---------- Selected excerpt
S1E3: Prusa Research – 3D printers for most
Open source hardware grapples with competition and a changing world
What’s cool about this org?
Prusa Research (aka Prusa) is an incredibly prolific 3D printer manufacturing company that has recently taken definitive steps away from open source.
Founded in Prague, Czechia in 2012 by Josef Prusa, the company employs over 1,000 people who are – mostly – working out of a single, incredible HQ and manufacturing facility, developing software, filament and making 3D printers.
(Prusa is also the company behind PrusaSlicer, PrusaMent and Printables)
Prusa is built “on top” of a wonderful open source project: RepRap. Josef and his brother were heavily involved in, benefited from and contributed to the RepRap open source projects and community prior to starting their own company.
But things changed around 2023, with the company partially abandoning their open-source ethos due to competition from others, and releasing their first two 3D printers that were not 100% open source.
--------------------
---------- Material provided
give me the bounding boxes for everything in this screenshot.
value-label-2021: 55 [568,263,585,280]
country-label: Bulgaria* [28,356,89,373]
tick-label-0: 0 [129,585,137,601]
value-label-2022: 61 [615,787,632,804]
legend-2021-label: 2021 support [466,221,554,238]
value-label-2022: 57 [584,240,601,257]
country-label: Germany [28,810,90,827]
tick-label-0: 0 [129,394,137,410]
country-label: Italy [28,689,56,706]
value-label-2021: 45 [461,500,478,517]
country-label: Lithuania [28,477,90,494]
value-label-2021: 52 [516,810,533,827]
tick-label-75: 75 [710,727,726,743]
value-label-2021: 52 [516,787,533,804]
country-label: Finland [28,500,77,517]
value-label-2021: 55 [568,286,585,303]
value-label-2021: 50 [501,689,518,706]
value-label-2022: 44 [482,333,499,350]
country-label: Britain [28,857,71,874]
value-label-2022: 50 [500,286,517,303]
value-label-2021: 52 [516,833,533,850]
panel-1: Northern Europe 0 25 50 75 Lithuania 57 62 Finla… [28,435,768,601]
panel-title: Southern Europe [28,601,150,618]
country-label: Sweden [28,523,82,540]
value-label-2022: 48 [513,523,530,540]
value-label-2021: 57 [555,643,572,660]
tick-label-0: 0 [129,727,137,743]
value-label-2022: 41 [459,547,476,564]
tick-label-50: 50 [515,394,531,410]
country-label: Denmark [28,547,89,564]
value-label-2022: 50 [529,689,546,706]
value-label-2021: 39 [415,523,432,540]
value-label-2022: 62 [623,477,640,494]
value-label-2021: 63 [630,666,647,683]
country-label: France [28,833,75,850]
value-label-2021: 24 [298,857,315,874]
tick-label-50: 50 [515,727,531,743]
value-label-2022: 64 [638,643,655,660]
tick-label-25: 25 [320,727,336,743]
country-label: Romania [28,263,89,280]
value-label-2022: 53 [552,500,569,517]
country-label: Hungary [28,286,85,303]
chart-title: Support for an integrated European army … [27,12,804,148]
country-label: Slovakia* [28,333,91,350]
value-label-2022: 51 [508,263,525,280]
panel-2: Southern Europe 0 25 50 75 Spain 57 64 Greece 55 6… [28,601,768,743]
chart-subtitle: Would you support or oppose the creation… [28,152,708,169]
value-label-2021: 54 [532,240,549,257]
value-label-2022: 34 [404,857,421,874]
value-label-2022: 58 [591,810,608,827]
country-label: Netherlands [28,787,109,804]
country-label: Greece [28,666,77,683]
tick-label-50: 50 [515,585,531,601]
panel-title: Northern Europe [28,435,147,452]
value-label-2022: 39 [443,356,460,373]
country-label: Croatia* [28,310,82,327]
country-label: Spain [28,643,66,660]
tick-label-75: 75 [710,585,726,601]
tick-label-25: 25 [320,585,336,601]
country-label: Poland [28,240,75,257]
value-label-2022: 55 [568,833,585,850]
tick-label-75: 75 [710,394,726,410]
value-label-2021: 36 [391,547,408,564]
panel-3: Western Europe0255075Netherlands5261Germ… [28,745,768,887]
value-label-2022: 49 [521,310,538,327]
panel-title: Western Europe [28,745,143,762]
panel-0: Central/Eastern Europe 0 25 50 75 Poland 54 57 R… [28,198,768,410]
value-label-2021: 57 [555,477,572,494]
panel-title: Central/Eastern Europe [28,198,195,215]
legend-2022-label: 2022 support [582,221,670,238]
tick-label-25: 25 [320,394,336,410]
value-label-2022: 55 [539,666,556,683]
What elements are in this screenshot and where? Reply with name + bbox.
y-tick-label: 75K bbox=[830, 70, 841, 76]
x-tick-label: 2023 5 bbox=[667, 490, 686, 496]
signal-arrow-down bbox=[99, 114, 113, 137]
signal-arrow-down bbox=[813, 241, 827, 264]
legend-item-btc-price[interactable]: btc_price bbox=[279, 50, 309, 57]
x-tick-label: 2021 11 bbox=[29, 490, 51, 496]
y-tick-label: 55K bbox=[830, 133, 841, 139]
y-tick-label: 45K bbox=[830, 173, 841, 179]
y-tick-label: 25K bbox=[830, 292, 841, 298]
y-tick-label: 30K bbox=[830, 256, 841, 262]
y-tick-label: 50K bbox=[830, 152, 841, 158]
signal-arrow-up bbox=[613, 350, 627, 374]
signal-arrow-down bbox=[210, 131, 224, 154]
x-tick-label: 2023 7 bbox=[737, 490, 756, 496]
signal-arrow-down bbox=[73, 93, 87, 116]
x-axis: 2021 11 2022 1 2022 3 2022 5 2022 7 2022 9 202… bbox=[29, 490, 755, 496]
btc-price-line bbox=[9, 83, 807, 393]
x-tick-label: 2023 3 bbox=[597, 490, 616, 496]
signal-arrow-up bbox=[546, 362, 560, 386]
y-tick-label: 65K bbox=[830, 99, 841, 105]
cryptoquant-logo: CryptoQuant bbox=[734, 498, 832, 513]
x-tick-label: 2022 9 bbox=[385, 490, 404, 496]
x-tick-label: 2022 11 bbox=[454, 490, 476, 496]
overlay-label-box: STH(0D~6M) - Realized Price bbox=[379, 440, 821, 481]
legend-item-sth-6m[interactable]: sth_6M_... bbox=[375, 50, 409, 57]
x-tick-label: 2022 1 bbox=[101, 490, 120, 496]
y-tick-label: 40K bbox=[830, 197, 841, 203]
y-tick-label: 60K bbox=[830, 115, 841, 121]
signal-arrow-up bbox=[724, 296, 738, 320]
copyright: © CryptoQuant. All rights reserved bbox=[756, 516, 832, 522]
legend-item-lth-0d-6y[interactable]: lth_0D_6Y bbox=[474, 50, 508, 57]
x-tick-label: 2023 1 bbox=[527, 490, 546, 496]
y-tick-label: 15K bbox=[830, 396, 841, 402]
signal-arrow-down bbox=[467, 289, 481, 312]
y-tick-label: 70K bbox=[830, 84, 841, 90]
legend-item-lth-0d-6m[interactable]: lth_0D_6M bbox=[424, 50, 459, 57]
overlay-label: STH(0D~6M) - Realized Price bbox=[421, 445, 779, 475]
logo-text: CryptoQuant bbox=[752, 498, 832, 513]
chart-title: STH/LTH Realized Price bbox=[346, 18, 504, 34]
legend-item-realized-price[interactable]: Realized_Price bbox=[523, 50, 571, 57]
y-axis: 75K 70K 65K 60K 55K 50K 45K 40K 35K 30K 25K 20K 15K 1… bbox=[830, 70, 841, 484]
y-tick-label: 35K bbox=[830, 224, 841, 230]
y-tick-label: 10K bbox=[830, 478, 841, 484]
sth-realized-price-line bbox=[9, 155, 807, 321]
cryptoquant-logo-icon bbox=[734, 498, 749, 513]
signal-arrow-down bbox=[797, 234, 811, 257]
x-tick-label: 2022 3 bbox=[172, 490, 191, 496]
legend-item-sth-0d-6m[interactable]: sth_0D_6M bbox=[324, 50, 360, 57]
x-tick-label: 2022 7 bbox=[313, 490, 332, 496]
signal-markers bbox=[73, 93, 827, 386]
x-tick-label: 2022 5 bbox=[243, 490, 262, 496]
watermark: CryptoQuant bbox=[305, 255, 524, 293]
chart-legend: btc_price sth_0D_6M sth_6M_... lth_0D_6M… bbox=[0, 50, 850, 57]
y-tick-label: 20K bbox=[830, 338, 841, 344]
--------------------
> [Exercise 1]:
Answer these questions from the Prusa Research profile:
(a) In what city and year was the company founded?
(b) On which open source project is Prusa built?
(c) Around what year did the company partially abandon its open-source ethos?
> [Exercise 2]: Carry on the profile of Prusa Research, beginning after its last sentence.
The records are material separate from the text.

> [Task response 1]:
(a) Prague, Czechia, in 2012
(b) RepRap
(c) Around 2023

> [Task response 2]:
Echoing Josef’s words in his state of open source hardware discussion of 2023:
The open-source movement relies on the fact that everyone involved plays by the same rules.
These rules are difficult to enforce, and largely unattractive to competitors who “poison the well” of goodwill built by open source communities.
But/and “open source” can also be an excuse.
In the words of Armin Ronacher:
For the price of one Prusa MK4 with shipping I could buy three Bambu A1 printers or two Bambu A2 printers plus the AMS addon which adds multi-color printing.
There is absolutely no reason to buy a Prusa MK4 today unless you want to support Open Source or a European company (Prusa is from Czechia).
Wether Bambu Lab and other manufacturers are playing nicely or not remains an open question. Of course Prusa wouldn’t be happy about it, especially if Bambu Lab and others are filing patents in their own countries, backed by hungry, potentially unfriendly governments.
But things change. Open source tends to evolve in a cycle of "amateurization”: companies and organizations make distribution better, wider and easier, lowering the bar for more and more people to participate, thus increasing the numbers of amateurs and late-adopters.
Who is to say that we – consumers, makers, prosumers – don’t benefit from simpler, easier-to-use powerful 3D printers like Bambu’s flooding the market, enabling more people to get into 3D printing?
It remains to be seen.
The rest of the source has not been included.